### TASK TO CARRY OUT
Write out the records again, exactly, leaving none out.

--- start ---

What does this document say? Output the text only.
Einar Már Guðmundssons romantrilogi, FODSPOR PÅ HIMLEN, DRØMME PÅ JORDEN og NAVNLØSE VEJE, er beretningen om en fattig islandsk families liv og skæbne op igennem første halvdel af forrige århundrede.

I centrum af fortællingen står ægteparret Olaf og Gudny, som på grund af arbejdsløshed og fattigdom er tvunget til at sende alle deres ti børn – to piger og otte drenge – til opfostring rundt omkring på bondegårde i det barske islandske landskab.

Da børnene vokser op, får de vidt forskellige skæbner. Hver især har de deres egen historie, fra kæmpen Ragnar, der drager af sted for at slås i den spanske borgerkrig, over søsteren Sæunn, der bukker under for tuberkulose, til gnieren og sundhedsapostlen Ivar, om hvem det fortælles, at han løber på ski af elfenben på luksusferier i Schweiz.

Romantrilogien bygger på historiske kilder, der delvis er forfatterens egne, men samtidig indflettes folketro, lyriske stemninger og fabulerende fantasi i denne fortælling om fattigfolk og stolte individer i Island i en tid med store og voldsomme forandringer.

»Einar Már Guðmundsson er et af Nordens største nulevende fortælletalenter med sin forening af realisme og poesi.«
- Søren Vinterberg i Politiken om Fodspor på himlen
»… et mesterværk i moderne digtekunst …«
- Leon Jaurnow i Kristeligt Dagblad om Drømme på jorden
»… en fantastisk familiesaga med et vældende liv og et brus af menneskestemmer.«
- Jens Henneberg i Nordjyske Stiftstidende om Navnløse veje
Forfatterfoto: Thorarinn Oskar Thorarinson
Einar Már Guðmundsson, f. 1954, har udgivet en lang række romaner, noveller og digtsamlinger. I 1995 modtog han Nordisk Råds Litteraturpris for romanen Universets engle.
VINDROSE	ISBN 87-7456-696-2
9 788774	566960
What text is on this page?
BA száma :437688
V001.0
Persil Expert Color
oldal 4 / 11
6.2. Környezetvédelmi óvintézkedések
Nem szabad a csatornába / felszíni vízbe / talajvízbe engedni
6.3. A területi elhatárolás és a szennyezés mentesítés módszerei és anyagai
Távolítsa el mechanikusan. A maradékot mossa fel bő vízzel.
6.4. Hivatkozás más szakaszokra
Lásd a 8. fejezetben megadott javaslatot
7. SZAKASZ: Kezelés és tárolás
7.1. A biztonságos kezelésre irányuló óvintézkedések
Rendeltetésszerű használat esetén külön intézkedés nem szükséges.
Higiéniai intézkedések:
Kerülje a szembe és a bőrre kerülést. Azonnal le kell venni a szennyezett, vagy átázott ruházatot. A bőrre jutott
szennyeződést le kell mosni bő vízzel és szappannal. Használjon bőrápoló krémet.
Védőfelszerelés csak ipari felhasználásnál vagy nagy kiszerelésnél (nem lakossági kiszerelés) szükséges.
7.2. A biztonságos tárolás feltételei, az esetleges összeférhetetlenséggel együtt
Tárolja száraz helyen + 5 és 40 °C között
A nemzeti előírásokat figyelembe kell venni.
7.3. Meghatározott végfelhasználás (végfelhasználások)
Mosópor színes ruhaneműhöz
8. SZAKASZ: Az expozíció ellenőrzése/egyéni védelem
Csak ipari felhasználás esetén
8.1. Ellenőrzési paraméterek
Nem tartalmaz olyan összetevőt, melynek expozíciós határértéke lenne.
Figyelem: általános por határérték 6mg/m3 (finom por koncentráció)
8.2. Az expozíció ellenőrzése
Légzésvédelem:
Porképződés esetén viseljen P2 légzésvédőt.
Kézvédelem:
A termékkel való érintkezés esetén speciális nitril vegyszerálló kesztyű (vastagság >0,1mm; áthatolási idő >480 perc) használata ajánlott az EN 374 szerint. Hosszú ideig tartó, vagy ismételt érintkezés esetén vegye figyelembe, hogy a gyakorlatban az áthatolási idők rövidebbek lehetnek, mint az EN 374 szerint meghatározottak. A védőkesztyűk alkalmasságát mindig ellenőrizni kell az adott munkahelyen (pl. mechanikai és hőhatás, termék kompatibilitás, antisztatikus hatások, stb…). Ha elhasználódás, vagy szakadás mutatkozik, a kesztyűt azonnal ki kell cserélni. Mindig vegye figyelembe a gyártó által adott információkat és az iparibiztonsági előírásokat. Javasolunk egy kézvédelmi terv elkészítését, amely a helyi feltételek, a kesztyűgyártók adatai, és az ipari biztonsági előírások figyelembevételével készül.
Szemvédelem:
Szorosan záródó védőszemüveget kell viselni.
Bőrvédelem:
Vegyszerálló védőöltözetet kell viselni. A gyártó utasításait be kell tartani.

--- end ---

### FINAL RESULT
What does this document say? Output the text only.
Einar Már Guðmundssons romantrilogi, FODSPOR PÅ HIMLEN, DRØMME PÅ JORDEN og NAVNLØSE VEJE, er beretningen om en fattig islandsk families liv og skæbne op igennem første halvdel af forrige århundrede.

I centrum af fortællingen står ægteparret Olaf og Gudny, som på grund af arbejdsløshed og fattigdom er tvunget til at sende alle deres ti børn – to piger og otte drenge – til opfostring rundt omkring på bondegårde i det barske islandske landskab.

Da børnene vokser op, får de vidt forskellige skæbner. Hver især har de deres egen historie, fra kæmpen Ragnar, der drager af sted for at slås i den spanske borgerkrig, over søsteren Sæunn, der bukker under for tuberkulose, til gnieren og sundhedsapostlen Ivar, om hvem det fortælles, at han løber på ski af elfenben på luksusferier i Schweiz.

Romantrilogien bygger på historiske kilder, der delvis er forfatterens egne, men samtidig indflettes folketro, lyriske stemninger og fabulerende fantasi i denne fortælling om fattigfolk og stolte individer i Island i en tid med store og voldsomme forandringer.

»Einar Már Guðmundsson er et af Nordens største nulevende fortælletalenter med sin forening af realisme og poesi.«
- Søren Vinterberg i Politiken om Fodspor på himlen
»… et mesterværk i moderne digtekunst …«
- Leon Jaurnow i Kristeligt Dagblad om Drømme på jorden
»… en fantastisk familiesaga med et vældende liv og et brus af menneskestemmer.«
- Jens Henneberg i Nordjyske Stiftstidende om Navnløse veje
Forfatterfoto: Thorarinn Oskar Thorarinson
Einar Már Guðmundsson, f. 1954, har udgivet en lang række romaner, noveller og digtsamlinger. I 1995 modtog han Nordisk Råds Litteraturpris for romanen Universets engle.
VINDROSE	ISBN 87-7456-696-2
9 788774	566960
What text is on this page?
BA száma :437688
V001.0
Persil Expert Color
oldal 4 / 11
6.2. Környezetvédelmi óvintézkedések
Nem szabad a csatornába / felszíni vízbe / talajvízbe engedni
6.3. A területi elhatárolás és a szennyezés mentesítés módszerei és anyagai
Távolítsa el mechanikusan. A maradékot mossa fel bő vízzel.
6.4. Hivatkozás más szakaszokra
Lásd a 8. fejezetben megadott javaslatot
7. SZAKASZ: Kezelés és tárolás
7.1. A biztonságos kezelésre irányuló óvintézkedések
Rendeltetésszerű használat esetén külön intézkedés nem szükséges.
Higiéniai intézkedések:
Kerülje a szembe és a bőrre kerülést. Azonnal le kell venni a szennyezett, vagy átázott ruházatot. A bőrre jutott
szennyeződést le kell mosni bő vízzel és szappannal. Használjon bőrápoló krémet.
Védőfelszerelés csak ipari felhasználásnál vagy nagy kiszerelésnél (nem lakossági kiszerelés) szükséges.
7.2. A biztonságos tárolás feltételei, az esetleges összeférhetetlenséggel együtt
Tárolja száraz helyen + 5 és 40 °C között
A nemzeti előírásokat figyelembe kell venni.
7.3. Meghatározott végfelhasználás (végfelhasználások)
Mosópor színes ruhaneműhöz
8. SZAKASZ: Az expozíció ellenőrzése/egyéni védelem
Csak ipari felhasználás esetén
8.1. Ellenőrzési paraméterek
Nem tartalmaz olyan összetevőt, melynek expozíciós határértéke lenne.
Figyelem: általános por határérték 6mg/m3 (finom por koncentráció)
8.2. Az expozíció ellenőrzése
Légzésvédelem:
Porképződés esetén viseljen P2 légzésvédőt.
Kézvédelem:
A termékkel való érintkezés esetén speciális nitril vegyszerálló kesztyű (vastagság >0,1mm; áthatolási idő >480 perc) használata ajánlott az EN 374 szerint. Hosszú ideig tartó, vagy ismételt érintkezés esetén vegye figyelembe, hogy a gyakorlatban az áthatolási idők rövidebbek lehetnek, mint az EN 374 szerint meghatározottak. A védőkesztyűk alkalmasságát mindig ellenőrizni kell az adott munkahelyen (pl. mechanikai és hőhatás, termék kompatibilitás, antisztatikus hatások, stb…). Ha elhasználódás, vagy szakadás mutatkozik, a kesztyűt azonnal ki kell cserélni. Mindig vegye figyelembe a gyártó által adott információkat és az iparibiztonsági előírásokat. Javasolunk egy kézvédelmi terv elkészítését, amely a helyi feltételek, a kesztyűgyártók adatai, és az ipari biztonsági előírások figyelembevételével készül.
Szemvédelem:
Szorosan záródó védőszemüveget kell viselni.
Bőrvédelem:
Vegyszerálló védőöltözetet kell viselni. A gyártó utasításait be kell tartani.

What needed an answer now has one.